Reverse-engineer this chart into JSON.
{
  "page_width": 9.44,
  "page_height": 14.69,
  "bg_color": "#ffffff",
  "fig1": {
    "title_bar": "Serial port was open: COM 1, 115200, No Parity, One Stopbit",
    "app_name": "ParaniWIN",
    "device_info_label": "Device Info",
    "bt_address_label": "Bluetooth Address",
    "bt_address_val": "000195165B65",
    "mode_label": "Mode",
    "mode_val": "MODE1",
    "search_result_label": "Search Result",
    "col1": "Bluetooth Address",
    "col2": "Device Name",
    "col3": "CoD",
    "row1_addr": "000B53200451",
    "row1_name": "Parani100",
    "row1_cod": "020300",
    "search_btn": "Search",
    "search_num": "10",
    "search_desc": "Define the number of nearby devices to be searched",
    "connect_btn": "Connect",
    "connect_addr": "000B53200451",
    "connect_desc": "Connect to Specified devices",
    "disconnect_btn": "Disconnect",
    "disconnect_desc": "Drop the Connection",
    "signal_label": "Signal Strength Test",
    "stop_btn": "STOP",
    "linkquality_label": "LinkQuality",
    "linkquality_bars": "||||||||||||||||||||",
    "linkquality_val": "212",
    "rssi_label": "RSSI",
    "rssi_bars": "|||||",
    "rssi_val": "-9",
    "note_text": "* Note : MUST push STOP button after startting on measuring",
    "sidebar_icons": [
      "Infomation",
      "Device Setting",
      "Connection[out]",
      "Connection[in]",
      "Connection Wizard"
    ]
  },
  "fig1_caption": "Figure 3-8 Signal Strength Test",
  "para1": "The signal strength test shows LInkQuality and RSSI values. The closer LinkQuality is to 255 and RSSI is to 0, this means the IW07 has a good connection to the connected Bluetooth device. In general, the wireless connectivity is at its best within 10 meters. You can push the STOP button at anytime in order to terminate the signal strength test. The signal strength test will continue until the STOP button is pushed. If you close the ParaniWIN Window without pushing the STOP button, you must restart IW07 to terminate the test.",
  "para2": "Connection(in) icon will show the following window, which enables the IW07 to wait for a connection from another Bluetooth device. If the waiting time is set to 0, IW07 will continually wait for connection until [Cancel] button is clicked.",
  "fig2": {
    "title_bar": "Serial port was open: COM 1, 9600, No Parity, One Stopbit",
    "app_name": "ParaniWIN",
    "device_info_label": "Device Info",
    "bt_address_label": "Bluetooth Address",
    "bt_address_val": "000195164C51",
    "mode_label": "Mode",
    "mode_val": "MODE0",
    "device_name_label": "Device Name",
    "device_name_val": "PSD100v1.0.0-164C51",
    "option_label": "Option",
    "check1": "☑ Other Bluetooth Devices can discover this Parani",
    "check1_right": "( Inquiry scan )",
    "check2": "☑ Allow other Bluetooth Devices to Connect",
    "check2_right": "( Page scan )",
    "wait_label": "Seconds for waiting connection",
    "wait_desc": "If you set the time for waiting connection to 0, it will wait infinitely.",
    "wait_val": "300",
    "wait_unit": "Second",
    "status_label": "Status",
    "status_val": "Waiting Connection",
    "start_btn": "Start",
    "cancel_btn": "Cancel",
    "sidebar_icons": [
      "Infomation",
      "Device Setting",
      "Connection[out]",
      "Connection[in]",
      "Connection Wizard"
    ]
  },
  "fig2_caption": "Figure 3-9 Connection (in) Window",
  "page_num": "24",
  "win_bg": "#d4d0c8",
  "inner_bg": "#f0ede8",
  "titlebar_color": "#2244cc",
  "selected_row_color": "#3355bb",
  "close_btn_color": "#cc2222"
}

====

#### WHAT IS REQUIRED
Repeat all the entries exactly as given.

#### COMPLETE ANSWER
Reverse-engineer this chart into JSON.
{
  "page_width": 9.44,
  "page_height": 14.69,
  "bg_color": "#ffffff",
  "fig1": {
    "title_bar": "Serial port was open: COM 1, 115200, No Parity, One Stopbit",
    "app_name": "ParaniWIN",
    "device_info_label": "Device Info",
    "bt_address_label": "Bluetooth Address",
    "bt_address_val": "000195165B65",
    "mode_label": "Mode",
    "mode_val": "MODE1",
    "search_result_label": "Search Result",
    "col1": "Bluetooth Address",
    "col2": "Device Name",
    "col3": "CoD",
    "row1_addr": "000B53200451",
    "row1_name": "Parani100",
    "row1_cod": "020300",
    "search_btn": "Search",
    "search_num": "10",
    "search_desc": "Define the number of nearby devices to be searched",
    "connect_btn": "Connect",
    "connect_addr": "000B53200451",
    "connect_desc": "Connect to Specified devices",
    "disconnect_btn": "Disconnect",
    "disconnect_desc": "Drop the Connection",
    "signal_label": "Signal Strength Test",
    "stop_btn": "STOP",
    "linkquality_label": "LinkQuality",
    "linkquality_bars": "||||||||||||||||||||",
    "linkquality_val": "212",
    "rssi_label": "RSSI",
    "rssi_bars": "|||||",
    "rssi_val": "-9",
    "note_text": "* Note : MUST push STOP button after startting on measuring",
    "sidebar_icons": [
      "Infomation",
      "Device Setting",
      "Connection[out]",
      "Connection[in]",
      "Connection Wizard"
    ]
  },
  "fig1_caption": "Figure 3-8 Signal Strength Test",
  "para1": "The signal strength test shows LInkQuality and RSSI values. The closer LinkQuality is to 255 and RSSI is to 0, this means the IW07 has a good connection to the connected Bluetooth device. In general, the wireless connectivity is at its best within 10 meters. You can push the STOP button at anytime in order to terminate the signal strength test. The signal strength test will continue until the STOP button is pushed. If you close the ParaniWIN Window without pushing the STOP button, you must restart IW07 to terminate the test.",
  "para2": "Connection(in) icon will show the following window, which enables the IW07 to wait for a connection from another Bluetooth device. If the waiting time is set to 0, IW07 will continually wait for connection until [Cancel] button is clicked.",
  "fig2": {
    "title_bar": "Serial port was open: COM 1, 9600, No Parity, One Stopbit",
    "app_name": "ParaniWIN",
    "device_info_label": "Device Info",
    "bt_address_label": "Bluetooth Address",
    "bt_address_val": "000195164C51",
    "mode_label": "Mode",
    "mode_val": "MODE0",
    "device_name_label": "Device Name",
    "device_name_val": "PSD100v1.0.0-164C51",
    "option_label": "Option",
    "check1": "☑ Other Bluetooth Devices can discover this Parani",
    "check1_right": "( Inquiry scan )",
    "check2": "☑ Allow other Bluetooth Devices to Connect",
    "check2_right": "( Page scan )",
    "wait_label": "Seconds for waiting connection",
    "wait_desc": "If you set the time for waiting connection to 0, it will wait infinitely.",
    "wait_val": "300",
    "wait_unit": "Second",
    "status_label": "Status",
    "status_val": "Waiting Connection",
    "start_btn": "Start",
    "cancel_btn": "Cancel",
    "sidebar_icons": [
      "Infomation",
      "Device Setting",
      "Connection[out]",
      "Connection[in]",
      "Connection Wizard"
    ]
  },
  "fig2_caption": "Figure 3-9 Connection (in) Window",
  "page_num": "24",
  "win_bg": "#d4d0c8",
  "inner_bg": "#f0ede8",
  "titlebar_color": "#2244cc",
  "selected_row_color": "#3355bb",
  "close_btn_color": "#cc2222"
}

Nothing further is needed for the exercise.